▶ [What this task involves]: Of all the lines in this data, how many include "пусть"? Respond with the number only.

(Dataset items)
┄┄┄┄┄┄┄┄┄┄
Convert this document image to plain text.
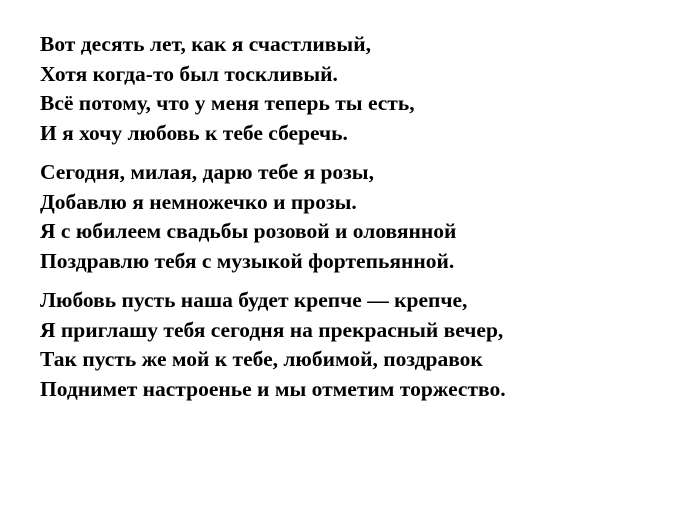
Вот десять лет, как я счастливый,
Хотя когда-то был тоскливый.
Всё потому, что у меня теперь ты есть,
И я хочу любовь к тебе сберечь.
Сегодня, милая, дарю тебе я розы,
Добавлю я немножечко и прозы.
Я с юбилеем свадьбы розовой и оловянной
Поздравлю тебя с музыкой фортепьянной.
Любовь пусть наша будет крепче — крепче,
Я приглашу тебя сегодня на прекрасный вечер,
Так пусть же мой к тебе, любимой, поздравок
Поднимет настроенье и мы отметим торжество.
┄┄┄┄┄┄┄┄┄┄
▶ [Answer to the task]: 2